Skip to content

SNOW-2057867 refactor BindUploadAgent to make it work for Python sprocs#2303

Merged
sfc-gh-zyao merged 10 commits intomainfrom
zyao-SNOW-2057867-refactor-stage-bind-to-make-it-work-for-sprocs
May 12, 2025
Merged

SNOW-2057867 refactor BindUploadAgent to make it work for Python sprocs#2303
sfc-gh-zyao merged 10 commits intomainfrom
zyao-SNOW-2057867-refactor-stage-bind-to-make-it-work-for-sprocs

Conversation

@sfc-gh-zyao
Copy link
Contributor

  • relax the condition of using stage solution for array bind (so we will use bind_size >= threshold instead of bind_size > threshold)
  • use _upload_stream to implement BindUploadAgent

Tests

  • the new test_direct_file_operation_utils.py to validate parse_file_operation for _upload and _upload_stream
  • existing test test_bindings.py to make sure the change does not break existing bind upload logic

Please answer these questions before submitting your pull requests. Thanks!

  1. What GitHub issue is this PR addressing? Make sure that there is an accompanying issue to your PR.

    Fixes #NNNN

  2. Fill out the following pre-review checklist:

    • I am adding a new automated test(s) to verify correctness of my new code
    • I am adding new logging messages
    • I am adding a new telemetry message
    • I am modifying authorization mechanisms
    • I am adding new credentials
    • I am modifying OCSP code
    • I am adding a new dependency
  3. Please describe how your code solves the related issue.

    Please write a short description of how your code change solves the related issue.

  4. (Optional) PR for stored-proc connector:

- relax the condition of using stage solution for array bind (so we will use bind_size >= threshold instead of bind_size > threshold)
- use _upload_stream to implement BindUploadAgent

### Tests
- the new test_direct_file_operation_utils.py to validate parse_file_operation for _upload and _upload_stream
- existing test test_bindings.py to make sure the change does not break existing bind upload logic
@sfc-gh-zyao
Copy link
Contributor Author

sfc-gh-zyao commented Apr 28, 2025

Update: the following content is obsolete now, because we simplified this PR and removed these premature optimization in latest commit.

(@sfc-gh-sfan 's comment, copied from the old PR #2300 (comment)):

This does not look like a pure refactor. We do an assertion, a file name split and some escaping. These do not exist in the original code. Why are they required?

##########

GIVEN INSTRUCTION A: Update the rows from the line with "shirt: [655, 985, 1135, 1079]" to the line with "eyebrow: [403, 581, 441, 668]": replace "panel" with "box" and leave everything else unchanged.

##########

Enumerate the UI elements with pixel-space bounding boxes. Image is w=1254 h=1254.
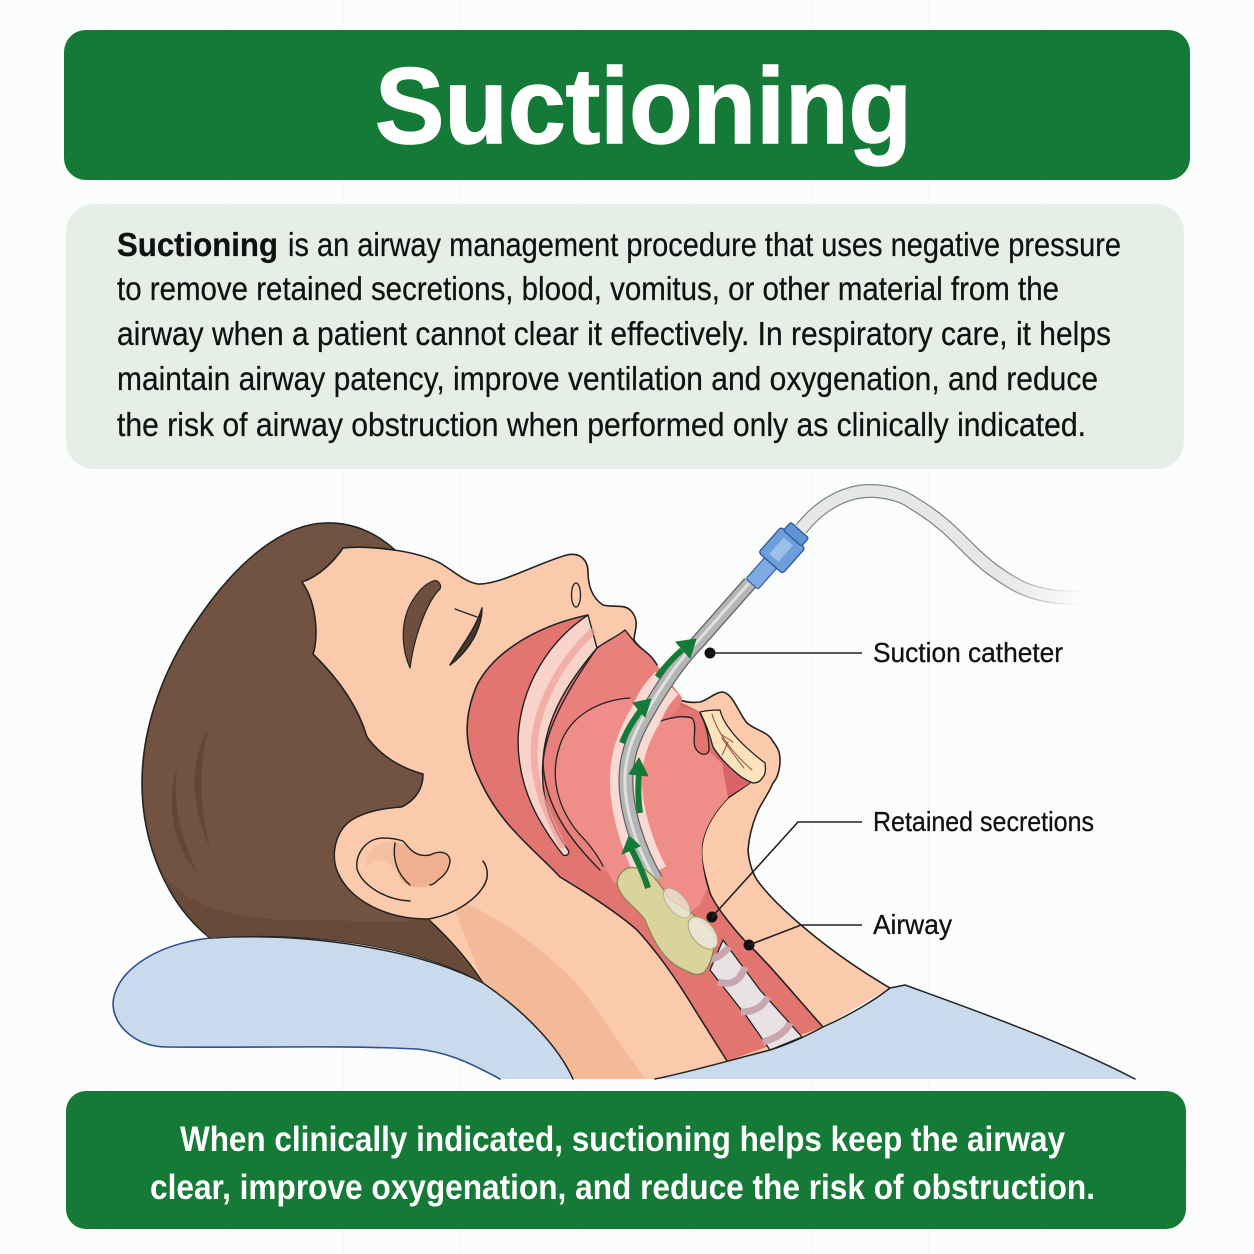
shirt: [655, 985, 1135, 1079]
tubing: [801, 491, 1082, 598]
teeth: [700, 710, 765, 783]
panel: definition text: is an airway management procedure that uses negative pressure: [288, 226, 1121, 263]
label: suction catheter: Suction catheter: [873, 637, 1063, 668]
ear: [334, 806, 487, 919]
label: retained secretions: Retained secretions: [873, 806, 1094, 837]
panel: definition text: [66, 204, 1184, 469]
label: airway: [744, 909, 952, 950]
arrows: suction flow: [622, 639, 696, 888]
crescent tissue: [518, 615, 597, 855]
illustration: patient airway cross-section: [113, 491, 1135, 1079]
eyebrow: [403, 581, 441, 668]
panel: definition text: airway when a patient cannot clear it effectively. In respiratory care, it helps: [117, 315, 1111, 352]
pillow: [113, 937, 573, 1079]
neck shadow: [450, 897, 645, 1079]
panel: definition text: the risk of airway obstruction when performed only as clinically indicated.: [117, 406, 1086, 443]
tongue and throat: [555, 698, 728, 925]
palate: [543, 630, 682, 880]
panel: definition text: maintain airway patency, improve ventilation and oxygenation, and reduce: [117, 360, 1098, 397]
label: airway: Airway: [873, 909, 952, 940]
mouth roof: [660, 698, 750, 797]
hair: [142, 523, 483, 983]
panel: definition text: Suctioning: [117, 226, 278, 263]
skin: face and neck: [280, 546, 890, 1079]
panel: definition text: to remove retained secretions, blood, vomitus, or other material from the: [117, 270, 1059, 307]
suction catheter: [625, 583, 750, 880]
label: retained secretions: [706, 806, 1094, 922]
nostril: [572, 583, 580, 607]
title banner: Suctioning: [375, 45, 912, 166]
pharynx wall: [467, 615, 823, 1061]
takeaway banner: clear, improve oxygenation, and reduce the risk of obstruction.: [150, 1168, 1095, 1207]
takeaway banner: [66, 1091, 1186, 1229]
title banner: [64, 30, 1190, 180]
trachea with rings: [708, 940, 802, 1050]
catheter halo: [626, 683, 667, 874]
secretions: [617, 868, 724, 974]
closed eye: [450, 608, 482, 665]
connector: [740, 519, 812, 595]
takeaway banner: When clinically indicated, suctioning helps keep the airway: [180, 1120, 1065, 1159]
label: suction catheter: [704, 637, 1063, 668]
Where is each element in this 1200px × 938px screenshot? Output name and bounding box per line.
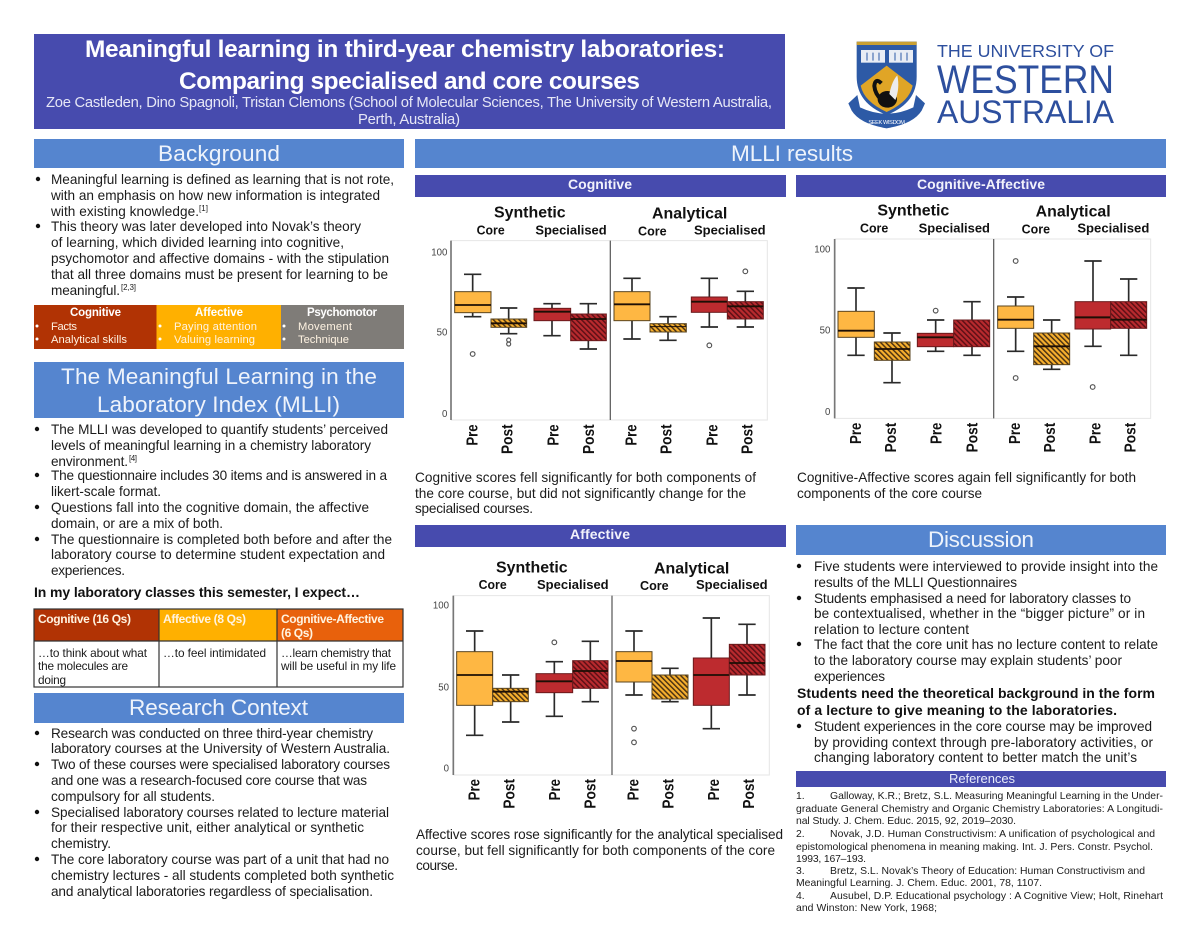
box plot: cognitive <box>431 205 767 454</box>
box plot: affective: Pre <box>625 779 642 800</box>
text: MLLI bullets: laboratory course to determine student expectation and <box>51 547 385 562</box>
box plot: cognitive: Pre <box>704 424 721 446</box>
box plot: cognitive-affective: Post <box>964 423 981 452</box>
box plot: cognitive: 100 <box>431 247 447 258</box>
box plot: cognitive-affective: Pre <box>929 423 946 444</box>
text: research context bullets: chemistry lectures - all students completed both synthetic <box>51 868 394 883</box>
text: MLLI bullets: environment. <box>51 454 128 469</box>
box plot: affective: Post <box>583 779 600 809</box>
text: research context bullets: laboratory courses at the University of Western Australia. <box>51 741 390 756</box>
box plot: cognitive-affective: Post <box>1123 423 1140 452</box>
logo wordmark <box>937 41 1114 130</box>
text: background bullets: with existing knowledge. <box>50 204 199 219</box>
title banner: Meaningful learning in third-year chemistry laboratories: <box>85 36 725 63</box>
domain strip: affective: Valuing learning <box>174 334 255 346</box>
box plot: affective: 100 <box>433 601 449 612</box>
domain strip: affective: Affective <box>195 307 243 319</box>
text: research context bullets <box>35 726 394 899</box>
text: background bullets: of learning, which divided learning into cognitive, <box>51 235 344 250</box>
caption: cognitive-affective: Cognitive-Affective scores again fell significantly for both <box>797 470 1136 485</box>
text: MLLI bullets: domain, or are a mix of both. <box>51 516 223 531</box>
heading: discussion <box>796 525 1166 555</box>
text: reference list: Meaningful Learning. J. Chem. Educ. 2001, 78, 1107. <box>796 878 1042 889</box>
text: discussion bullets: to the laboratory course may explain students’ poor <box>814 653 1122 668</box>
subheading: cognitive: Cognitive <box>568 176 632 192</box>
text: research context bullets: Research was conducted on three third-year chemistry <box>51 726 373 741</box>
domain strip: cognitive: Analytical skills <box>51 334 127 346</box>
box plot: cognitive: Pre <box>624 424 641 446</box>
title banner <box>34 34 785 129</box>
domain strip: affective: Paying attention <box>174 321 257 333</box>
text: reference list: Bretz, S.L. Novak’s Theory of Education: Human Constructivism and <box>830 866 1145 877</box>
heading: MLLI: Laboratory Index (MLLI) <box>97 392 340 417</box>
text: MLLI bullets: Questions fall into the cognitive domain, the affective <box>51 500 369 515</box>
box plot: affective <box>433 559 769 809</box>
box plot: affective: 0 <box>444 764 449 775</box>
domain strip: psychomotor: Psychomotor <box>307 307 378 319</box>
text: background bullets: meaningful. <box>51 283 120 298</box>
heading: background: Background <box>158 141 280 166</box>
caption: cognitive-affective <box>797 470 1136 501</box>
text: discussion bullets: The fact that the core unit has no lecture content to relate <box>814 637 1158 652</box>
table: question domains: Cognitive-Affective <box>281 612 384 626</box>
box plot: affective: Post <box>501 779 518 809</box>
table: question domains <box>34 609 403 687</box>
icon: university crest <box>848 42 925 128</box>
text: discussion bullets: by providing context through pre-laboratory activities, or <box>814 735 1153 750</box>
box plot: cognitive-affective <box>814 203 1151 452</box>
subheading: references <box>796 771 1166 787</box>
table: question domains: …to feel intimidated <box>163 646 266 660</box>
caption: cognitive: specialised courses. <box>415 501 533 516</box>
text: reference list: nal Study. J. Chem. Educ. 2015, 92, 2019–2030. <box>796 816 1016 827</box>
text: background bullets: with an emphasis on how new information is integrated <box>50 188 380 203</box>
box plot: cognitive-affective: Core <box>860 221 888 235</box>
title banner: Comparing specialised and core courses <box>179 68 640 95</box>
text: reference list: graduate General Chemistry and Organic Chemistry Laboratories: A Longitudi- <box>796 804 1163 815</box>
box plot: affective: Analytical <box>654 560 729 577</box>
panel: cognitive results <box>415 175 786 516</box>
table: question domains: …to think about what <box>38 646 148 660</box>
text: reference list: Novak, J.D. Human Constructivism: A unification of psychological and <box>830 829 1155 840</box>
text: reference list: Ausubel, D.P. Educational psychology : A Cognitive View; Holt, Rinehart <box>830 891 1163 902</box>
box plot: cognitive: Core <box>638 224 667 238</box>
subheading: cognitive-affective: Cognitive-Affective <box>917 176 1045 192</box>
text: reference list: and Winston: New York, 1968; <box>796 903 937 914</box>
text: reference list: 2. <box>796 829 805 840</box>
text: background bullets: [2,3] <box>121 283 136 292</box>
domain strip: psychomotor: Movement <box>298 321 353 333</box>
heading: MLLI results <box>415 139 1166 168</box>
box plot: affective: Pre <box>466 779 483 800</box>
caption: cognitive: the core course, but did not significantly change for the <box>415 486 746 501</box>
box plot: cognitive-affective: Post <box>883 423 900 452</box>
text: discussion bullets: be contextualised, whether in the “bigger picture” or in <box>814 606 1145 621</box>
text: research context bullets: The core laboratory course was part of a unit that had no <box>51 852 389 867</box>
text: reference list: 4. <box>796 891 805 902</box>
box plot: cognitive-affective: 100 <box>814 245 830 256</box>
icon: university crest: SEEK WISDOM <box>868 120 905 126</box>
subheading: affective: Affective <box>570 526 630 542</box>
text: research context bullets: Two of these courses were specialised laboratory courses <box>51 757 390 772</box>
subheading: cognitive <box>415 175 786 197</box>
text: reference list: 1993, 167–193. <box>796 854 866 865</box>
text: reference list: Galloway, K.R.; Bretz, S.L. Measuring Meaningful Learning in the Under- <box>830 791 1163 802</box>
heading: MLLI <box>34 362 404 418</box>
table: question domains: …learn chemistry that <box>281 646 392 660</box>
panel: cognitive-affective results <box>796 175 1166 501</box>
box plot: affective: Specialised <box>696 578 768 592</box>
box plot: affective: Specialised <box>537 578 609 592</box>
box plot: cognitive: Post <box>581 424 598 454</box>
caption: affective: course, but fell significantly for both components of the core <box>416 843 775 858</box>
subheading: references: References <box>949 771 1016 786</box>
box plot: cognitive: Specialised <box>694 223 766 237</box>
caption: affective <box>416 827 783 873</box>
box plot: affective: Core <box>640 579 669 593</box>
domain strip: cognitive: Cognitive <box>70 307 121 319</box>
logo: University of Western Australia <box>848 41 1114 130</box>
panel: background <box>34 139 404 349</box>
panel: references <box>796 771 1166 914</box>
text: discussion bullets: changing laboratory content to better match the unit’s <box>814 750 1137 765</box>
text: reference list: epistomological phenomena in meaning making. Int. J. Pers. Constr. Psychol. <box>796 842 1153 853</box>
text: background bullets: This theory was later developed into Novak’s theory <box>51 219 361 234</box>
caption: cognitive: Cognitive scores fell significantly for both components of <box>415 470 756 485</box>
text: background bullets: that all three domains must be present for learning to be <box>51 267 388 282</box>
box plot: cognitive-affective: Specialised <box>919 221 990 235</box>
table: question domains: (6 Qs) <box>281 626 313 640</box>
box plot: cognitive-affective: Pre <box>1088 423 1105 444</box>
caption: cognitive-affective: components of the core course <box>797 486 982 501</box>
text: discussion bullets: results of the MLLI Questionnaires <box>814 575 1017 590</box>
logo wordmark: WESTERN <box>937 58 1114 102</box>
text: reference list <box>796 791 1163 914</box>
box plot: cognitive-affective: Post <box>1042 423 1059 452</box>
domain strip: cognitive: Facts <box>51 321 77 333</box>
box plot: affective: Pre <box>706 779 723 800</box>
text: discussion bullets: Students emphasised a need for laboratory classes to <box>814 591 1131 606</box>
box plot: affective: Post <box>741 779 758 809</box>
text: MLLI bullets: likert-scale format. <box>51 484 161 499</box>
text: MLLI bullets: experiences. <box>51 563 125 578</box>
text: research context bullets: and analytical laboratories regardless of specialisation. <box>51 884 373 899</box>
heading: MLLI: The Meaningful Learning in the <box>61 364 377 389</box>
domain strip: psychomotor: Technique <box>298 334 349 346</box>
logo wordmark: THE UNIVERSITY OF <box>937 41 1114 61</box>
box plot: cognitive-affective: Pre <box>1007 423 1024 444</box>
table: question domains: Affective (8 Qs) <box>163 612 246 626</box>
box plot: cognitive: 0 <box>442 409 447 420</box>
title banner: Perth, Australia) <box>358 112 460 128</box>
box plot: cognitive: Post <box>739 424 756 454</box>
text: background bullets <box>36 172 394 298</box>
box plot: cognitive-affective: Core <box>1022 222 1050 236</box>
text: research context bullets: and one was a research-focused core course that was <box>51 773 367 788</box>
box plot: cognitive-affective: 0 <box>825 407 830 418</box>
domain strip: cognitive <box>34 305 156 349</box>
box plot: cognitive-affective: Analytical <box>1036 204 1111 221</box>
table: question domains: doing <box>38 673 66 687</box>
box plot: affective: Synthetic <box>496 559 568 576</box>
panel: research context <box>34 693 404 899</box>
box plot: cognitive: Core <box>477 223 505 237</box>
text: background bullets: psychomotor and affective domains - with the stipulation <box>51 251 389 266</box>
text: discussion bullets: Student experiences in the core course may be improved <box>814 719 1152 734</box>
text: MLLI bullets: [4] <box>129 454 137 463</box>
panel: the MLLI <box>34 362 404 687</box>
panel: affective results <box>415 525 786 873</box>
text: research context bullets: compulsory for all students. <box>51 789 215 804</box>
box plot: affective: Core <box>479 578 507 592</box>
panel: discussion <box>796 525 1166 765</box>
box plot: cognitive: Post <box>659 424 676 454</box>
text: reference list: 1. <box>796 791 805 802</box>
subheading: affective <box>415 525 786 547</box>
heading: research context <box>34 693 404 723</box>
box plot: affective: 50 <box>438 682 449 693</box>
box plot: cognitive: Pre <box>465 424 482 446</box>
caption: affective: course. <box>416 858 458 873</box>
text: survey prompt: In my laboratory classes this semester, I expect… <box>34 584 360 600</box>
box plot: cognitive: Synthetic <box>494 205 566 222</box>
text: research context bullets: chemistry. <box>51 836 111 851</box>
text: discussion bullets: Students need the theoretical background in the form <box>797 685 1155 701</box>
text: discussion bullets: relation to lecture content <box>814 622 969 637</box>
text: MLLI bullets: levels of meaningful learning in a chemistry laboratory <box>51 438 371 453</box>
box plot: cognitive: Specialised <box>535 223 607 237</box>
text: discussion bullets: experiences <box>814 669 885 684</box>
box plot: cognitive-affective: Pre <box>848 423 865 444</box>
text: MLLI bullets: The questionnaire includes 30 items and is answered in a <box>51 468 387 483</box>
text: background bullets: [1] <box>199 204 208 213</box>
box plot: cognitive: Post <box>500 424 517 454</box>
table: question domains: the molecules are <box>38 659 128 673</box>
caption: affective: Affective scores rose significantly for the analytical specialised <box>416 827 783 842</box>
text: MLLI bullets: The MLLI was developed to quantify students’ perceived <box>51 422 388 437</box>
caption: cognitive <box>415 470 756 516</box>
text: MLLI bullets <box>35 422 392 578</box>
text: discussion bullets: of a lecture to give meaning to the laboratories. <box>797 702 1117 718</box>
text: MLLI bullets: The questionnaire is completed both before and after the <box>51 532 392 547</box>
heading: research context: Research Context <box>129 695 309 720</box>
text: discussion bullets: Five students were interviewed to provide insight into the <box>814 559 1158 574</box>
text: research context bullets: for their respective unit, either analytical or synthetic <box>51 820 364 835</box>
box plot: cognitive-affective: Specialised <box>1077 221 1149 235</box>
heading: discussion: Discussion <box>928 527 1034 552</box>
logo wordmark: AUSTRALIA <box>937 94 1114 130</box>
domain strip: affective <box>156 305 281 349</box>
box plot: affective: Pre <box>547 779 564 800</box>
text: background bullets: Meaningful learning is defined as learning that is not rote, <box>51 172 394 187</box>
box plot: cognitive: Analytical <box>652 206 727 223</box>
heading: background <box>34 139 404 168</box>
text: discussion bullets <box>797 559 1158 765</box>
heading: MLLI results: MLLI results <box>731 141 853 166</box>
table: question domains: will be useful in my life <box>280 659 396 673</box>
table: question domains: Cognitive (16 Qs) <box>38 612 131 626</box>
text: research context bullets: Specialised laboratory courses related to lecture material <box>51 805 389 820</box>
box plot: cognitive-affective: Synthetic <box>877 203 949 220</box>
domain strip: psychomotor <box>281 305 404 349</box>
box plot: cognitive: 50 <box>437 327 447 338</box>
box plot: cognitive: Pre <box>545 424 562 446</box>
subheading: cognitive-affective <box>796 175 1166 197</box>
title banner: Zoe Castleden, Dino Spagnoli, Tristan Clemons (School of Molecular Sciences, The University of Western Australia, <box>46 95 772 111</box>
box plot: affective: Post <box>660 779 677 809</box>
box plot: cognitive-affective: 50 <box>820 326 830 337</box>
text: reference list: 3. <box>796 866 805 877</box>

##########

GIVEN INSTRUCTION B: Translate this sentence from the pull request page into Spanish: "This does not look like a pure refactor."

TASK SOLUTION A:
shirt: [655, 985, 1135, 1079]
tubing: [801, 491, 1082, 598]
teeth: [700, 710, 765, 783]
box: definition text: is an airway management procedure that uses negative pressure: [288, 226, 1121, 263]
label: suction catheter: Suction catheter: [873, 637, 1063, 668]
ear: [334, 806, 487, 919]
label: retained secretions: Retained secretions: [873, 806, 1094, 837]
box: definition text: [66, 204, 1184, 469]
label: airway: [744, 909, 952, 950]
arrows: suction flow: [622, 639, 696, 888]
crescent tissue: [518, 615, 597, 855]
illustration: patient airway cross-section: [113, 491, 1135, 1079]
eyebrow: [403, 581, 441, 668]

TASK SOLUTION B: Esto no parece una refactorización pura.